* **WRITTEN INSTRUCTION**: Copy out the whole listing exactly as written, leaving the pictures behind.
----------------------------------------
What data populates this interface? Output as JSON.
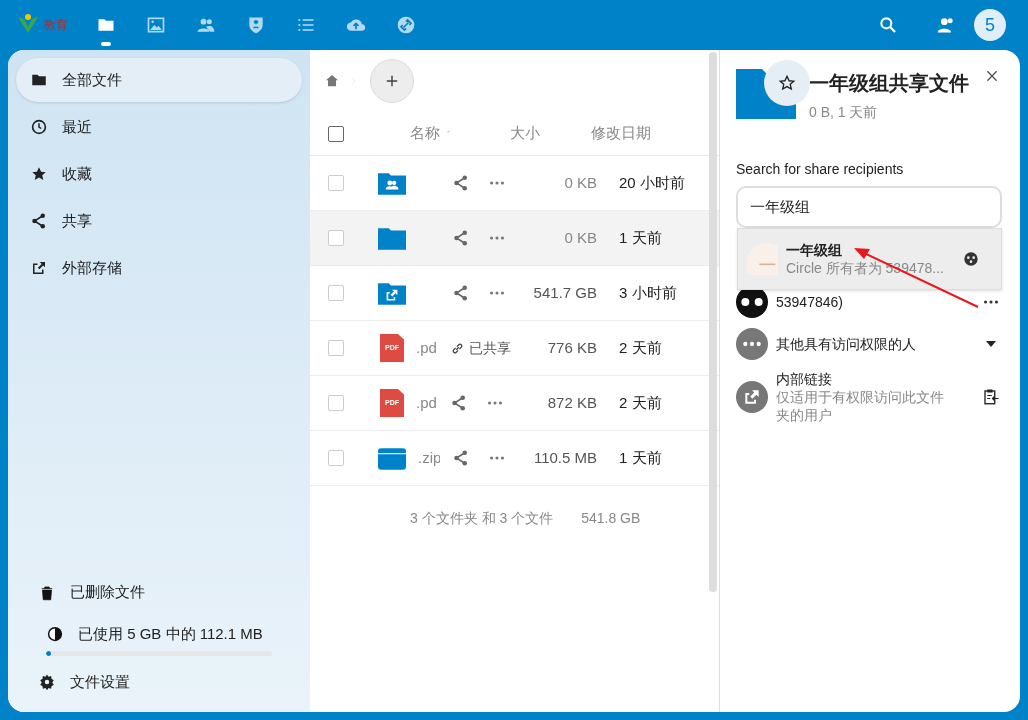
{
  "header": {
    "logo_text": "教育",
    "apps": [
      {
        "kind": "files",
        "selected": true
      },
      {
        "kind": "photos",
        "selected": false
      },
      {
        "kind": "contacts",
        "selected": false
      },
      {
        "kind": "shield",
        "selected": false
      },
      {
        "kind": "list",
        "selected": false
      },
      {
        "kind": "upload",
        "selected": false
      },
      {
        "kind": "link",
        "selected": false
      }
    ],
    "avatar": "5"
  },
  "sidebar": {
    "items": [
      {
        "kind": "folder",
        "label": "全部文件",
        "selected": true
      },
      {
        "kind": "clock",
        "label": "最近",
        "selected": false
      },
      {
        "kind": "star",
        "label": "收藏",
        "selected": false
      },
      {
        "kind": "share",
        "label": "共享",
        "selected": false
      },
      {
        "kind": "external",
        "label": "外部存储",
        "selected": false
      }
    ],
    "trash": "已删除文件",
    "quota": {
      "label": "已使用 5 GB 中的 112.1 MB",
      "level": 0.02
    },
    "settings": "文件设置"
  },
  "files": {
    "columns": [
      "名称",
      "大小",
      "修改日期"
    ],
    "all_checked": false,
    "rows": [
      {
        "kind": "shared-folder",
        "checked": false,
        "name": "",
        "shared_label": "",
        "size": "0 KB",
        "date": "20 小时前",
        "selected": false
      },
      {
        "kind": "folder",
        "checked": false,
        "name": "",
        "shared_label": "",
        "size": "0 KB",
        "date": "1 天前",
        "selected": true
      },
      {
        "kind": "external-folder",
        "checked": false,
        "name": "",
        "shared_label": "",
        "size": "541.7 GB",
        "date": "3 小时前",
        "selected": false
      },
      {
        "kind": "pdf",
        "checked": false,
        "icon_label": "PDF",
        "name": ".pd",
        "shared_label": "已共享",
        "size": "776 KB",
        "date": "2 天前",
        "selected": false
      },
      {
        "kind": "pdf",
        "checked": false,
        "icon_label": "PDF",
        "name": ".pd",
        "shared_label": "",
        "size": "872 KB",
        "date": "2 天前",
        "selected": false
      },
      {
        "kind": "zip",
        "checked": false,
        "name": ".zip",
        "shared_label": "",
        "size": "110.5 MB",
        "date": "1 天前",
        "selected": false
      }
    ],
    "summary": "3 个文件夹 和 3 个文件",
    "summary_size": "541.8 GB"
  },
  "details": {
    "title": "一年级组共享文件",
    "subtitle": "0 B, 1 天前",
    "search_label": "Search for share recipients",
    "search_value": "一年级组",
    "suggestion": {
      "name": "一年级组",
      "detail": "Circle 所有者为 539478..."
    },
    "shares": [
      {
        "kind": "circle",
        "text": "53947846)"
      },
      {
        "kind": "others",
        "text": "其他具有访问权限的人"
      },
      {
        "kind": "internal",
        "text": "内部链接",
        "detail": "仅适用于有权限访问此文件夹的用户"
      }
    ]
  }
}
----------------------------------------
* **EXERCISE RESULT**:
What data populates this interface? Output as JSON.
{
  "header": {
    "logo_text": "教育",
    "apps": [
      {
        "kind": "files",
        "selected": true
      },
      {
        "kind": "photos",
        "selected": false
      },
      {
        "kind": "contacts",
        "selected": false
      },
      {
        "kind": "shield",
        "selected": false
      },
      {
        "kind": "list",
        "selected": false
      },
      {
        "kind": "upload",
        "selected": false
      },
      {
        "kind": "link",
        "selected": false
      }
    ],
    "avatar": "5"
  },
  "sidebar": {
    "items": [
      {
        "kind": "folder",
        "label": "全部文件",
        "selected": true
      },
      {
        "kind": "clock",
        "label": "最近",
        "selected": false
      },
      {
        "kind": "star",
        "label": "收藏",
        "selected": false
      },
      {
        "kind": "share",
        "label": "共享",
        "selected": false
      },
      {
        "kind": "external",
        "label": "外部存储",
        "selected": false
      }
    ],
    "trash": "已删除文件",
    "quota": {
      "label": "已使用 5 GB 中的 112.1 MB",
      "level": 0.02
    },
    "settings": "文件设置"
  },
  "files": {
    "columns": [
      "名称",
      "大小",
      "修改日期"
    ],
    "all_checked": false,
    "rows": [
      {
        "kind": "shared-folder",
        "checked": false,
        "name": "",
        "shared_label": "",
        "size": "0 KB",
        "date": "20 小时前",
        "selected": false
      },
      {
        "kind": "folder",
        "checked": false,
        "name": "",
        "shared_label": "",
        "size": "0 KB",
        "date": "1 天前",
        "selected": true
      },
      {
        "kind": "external-folder",
        "checked": false,
        "name": "",
        "shared_label": "",
        "size": "541.7 GB",
        "date": "3 小时前",
        "selected": false
      },
      {
        "kind": "pdf",
        "checked": false,
        "icon_label": "PDF",
        "name": ".pd",
        "shared_label": "已共享",
        "size": "776 KB",
        "date": "2 天前",
        "selected": false
      },
      {
        "kind": "pdf",
        "checked": false,
        "icon_label": "PDF",
        "name": ".pd",
        "shared_label": "",
        "size": "872 KB",
        "date": "2 天前",
        "selected": false
      },
      {
        "kind": "zip",
        "checked": false,
        "name": ".zip",
        "shared_label": "",
        "size": "110.5 MB",
        "date": "1 天前",
        "selected": false
      }
    ],
    "summary": "3 个文件夹 和 3 个文件",
    "summary_size": "541.8 GB"
  },
  "details": {
    "title": "一年级组共享文件",
    "subtitle": "0 B, 1 天前",
    "search_label": "Search for share recipients",
    "search_value": "一年级组",
    "suggestion": {
      "name": "一年级组",
      "detail": "Circle 所有者为 539478..."
    },
    "shares": [
      {
        "kind": "circle",
        "text": "53947846)"
      },
      {
        "kind": "others",
        "text": "其他具有访问权限的人"
      },
      {
        "kind": "internal",
        "text": "内部链接",
        "detail": "仅适用于有权限访问此文件夹的用户"
      }
    ]
  }
}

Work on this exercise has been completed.